++++ Supplied records
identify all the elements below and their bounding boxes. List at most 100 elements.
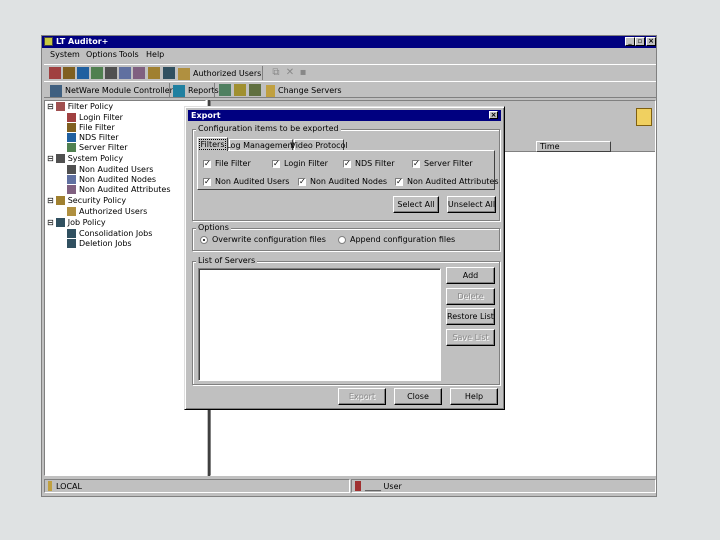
checkbox-non-audited-nodes[interactable]: ✓ Non Audited Nodes	[298, 177, 387, 186]
tree-node[interactable]: ⊟ Filter Policy	[47, 102, 113, 111]
servers-list[interactable]	[198, 268, 441, 381]
open-book-icon[interactable]	[636, 108, 652, 126]
checkbox-non-audited-users[interactable]: ✓ Non Audited Users	[203, 177, 289, 186]
select-all-button[interactable]: Select All	[393, 196, 439, 213]
checkbox-login-filter[interactable]: ✓ Login Filter	[272, 159, 328, 168]
dialog-title-bar[interactable]: Export ×	[188, 110, 501, 121]
restore-list-button[interactable]: Restore List	[446, 308, 495, 325]
tree-leaf[interactable]: NDS Filter	[67, 133, 119, 142]
radio-dot	[200, 235, 208, 244]
tree-leaf[interactable]: Login Filter	[67, 113, 123, 122]
login-filter-icon	[67, 113, 76, 122]
window-title: LT Auditor+	[56, 37, 109, 46]
delete-button[interactable]: Delete	[446, 288, 495, 305]
tree-node[interactable]: ⊟ System Policy	[47, 154, 123, 163]
change-servers-button[interactable]: Change Servers	[266, 83, 342, 98]
minimize-button[interactable]: _	[625, 37, 635, 46]
monitor-icon[interactable]	[219, 84, 231, 96]
checkbox-non-audited-attributes[interactable]: ✓ Non Audited Attributes	[395, 177, 499, 186]
attribute-icon[interactable]	[133, 67, 145, 79]
tree-leaf[interactable]: Non Audited Nodes	[67, 175, 156, 184]
filter-icon[interactable]	[49, 67, 61, 79]
delete-icon[interactable]: ✕	[284, 67, 296, 79]
servers-group-label: List of Servers	[196, 256, 258, 265]
dialog-close-button[interactable]: ×	[489, 111, 498, 119]
toolbar-divider	[262, 66, 263, 80]
nds-filter-icon	[67, 133, 76, 142]
filter-icon-2[interactable]	[63, 67, 75, 79]
user-icon	[67, 165, 76, 174]
maximize-button[interactable]: ▫	[635, 37, 645, 46]
server-status-icon	[48, 481, 52, 491]
tree-leaf[interactable]: Non Audited Attributes	[67, 185, 171, 194]
job-icon[interactable]	[163, 67, 175, 79]
server-icon[interactable]	[91, 67, 103, 79]
file-filter-icon	[67, 123, 76, 132]
tree-label: Job Policy	[67, 218, 106, 227]
tools-icon[interactable]	[234, 84, 246, 96]
checkbox-label: Non Audited Users	[215, 177, 290, 186]
tree-leaf[interactable]: Non Audited Users	[67, 165, 153, 174]
tab-panel-filters: ✓ File Filter ✓ Login Filter ✓ NDS Filter ✓…	[197, 150, 499, 190]
reports-button[interactable]: Reports	[173, 83, 219, 98]
checkbox-box: ✓	[203, 176, 211, 186]
tree-leaf[interactable]: File Filter	[67, 123, 115, 132]
checkbox-box: ✓	[203, 158, 211, 168]
app-icon	[44, 37, 53, 46]
checkbox-label: NDS Filter	[355, 159, 395, 168]
netware-controller-button[interactable]: NetWare Module Controller	[50, 83, 173, 98]
tree-leaf[interactable]: Consolidation Jobs	[67, 229, 152, 238]
security-icon[interactable]	[148, 67, 160, 79]
folder-icon	[55, 196, 65, 205]
export-dialog: Export × Configuration items to be expor…	[184, 106, 505, 410]
attribute-icon	[67, 185, 76, 194]
user-icon[interactable]	[105, 67, 117, 79]
sync-icon[interactable]	[249, 84, 261, 96]
checkbox-label: File Filter	[215, 159, 251, 168]
unselect-all-button[interactable]: Unselect All	[447, 196, 496, 213]
column-header-time[interactable]: Time	[536, 141, 611, 152]
tree-node[interactable]: ⊟ Security Policy	[47, 196, 126, 205]
tab-filters[interactable]: Filters	[197, 137, 228, 151]
tree-label: Authorized Users	[79, 207, 148, 216]
node-icon	[67, 175, 76, 184]
export-button[interactable]: Export	[338, 388, 386, 405]
tree-leaf[interactable]: Authorized Users	[67, 207, 147, 216]
netware-controller-label: NetWare Module Controller	[65, 86, 173, 95]
menu-help[interactable]: Help	[146, 50, 164, 59]
save-icon[interactable]: ▪	[297, 67, 309, 79]
tree-label: Filter Policy	[67, 102, 114, 111]
tree-node[interactable]: ⊟ Job Policy	[47, 218, 106, 227]
menu-options[interactable]: Options	[86, 50, 117, 59]
radio-overwrite[interactable]: Overwrite configuration files	[200, 235, 326, 244]
reports-icon	[173, 84, 185, 97]
radio-label: Append configuration files	[350, 235, 456, 244]
status-left: LOCAL	[44, 479, 350, 493]
menu-system[interactable]: System	[50, 50, 80, 59]
menu-tools[interactable]: Tools	[119, 50, 139, 59]
help-button[interactable]: Help	[450, 388, 498, 405]
radio-append[interactable]: Append configuration files	[338, 235, 455, 244]
close-button[interactable]: Close	[394, 388, 442, 405]
copy-icon[interactable]: ⧉	[270, 67, 282, 79]
checkbox-nds-filter[interactable]: ✓ NDS Filter	[343, 159, 395, 168]
save-list-button[interactable]: Save List	[446, 329, 495, 346]
node-icon[interactable]	[119, 67, 131, 79]
checkbox-server-filter[interactable]: ✓ Server Filter	[412, 159, 473, 168]
checkbox-label: Non Audited Attributes	[407, 177, 499, 186]
nds-icon[interactable]	[77, 67, 89, 79]
tree-leaf[interactable]: Deletion Jobs	[67, 239, 132, 248]
checkbox-file-filter[interactable]: ✓ File Filter	[203, 159, 251, 168]
window-title-bar[interactable]: LT Auditor+ _ ▫ ×	[42, 36, 656, 48]
config-group-label: Configuration items to be exported	[196, 124, 341, 133]
authorized-users-label: Authorized Users	[193, 69, 262, 78]
tree-pane: ⊟ Filter Policy Login Filter File Filter …	[44, 100, 206, 476]
radio-dot	[338, 235, 346, 244]
tree-leaf[interactable]: Server Filter	[67, 143, 128, 152]
lock-icon	[355, 481, 361, 491]
authorized-users-button[interactable]: Authorized Users	[178, 66, 261, 81]
close-window-button[interactable]: ×	[646, 37, 656, 46]
add-button[interactable]: Add	[446, 267, 495, 284]
folder-icon	[55, 154, 65, 163]
tree-label: Non Audited Nodes	[79, 175, 157, 184]
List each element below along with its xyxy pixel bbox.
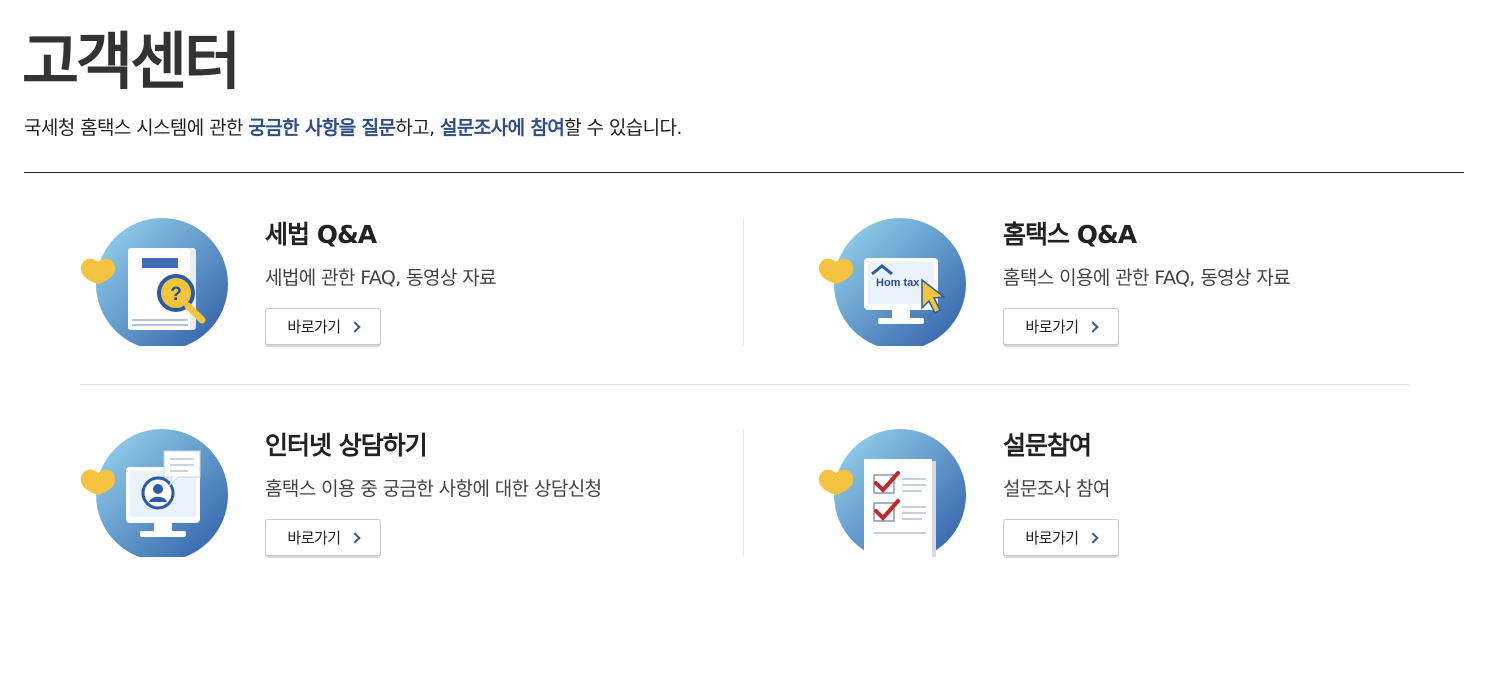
++++++++
> _Requirement_: Recast the records from the line that contains "checkbox-non-audited-nodes[interactable]: ✓ Non" through the line that contains "108, 652, 126]" as a numbered list, omitting any blank lines and including both of those lines.

> _Result for this task_:
1. checkbox-non-audited-nodes[interactable]: ✓ Non Audited Nodes	[298, 177, 387, 186]
2. tree-node[interactable]: ⊟ Filter Policy	[47, 102, 113, 111]
3. servers-list[interactable]	[198, 268, 441, 381]
4. open-book-icon[interactable]	[636, 108, 652, 126]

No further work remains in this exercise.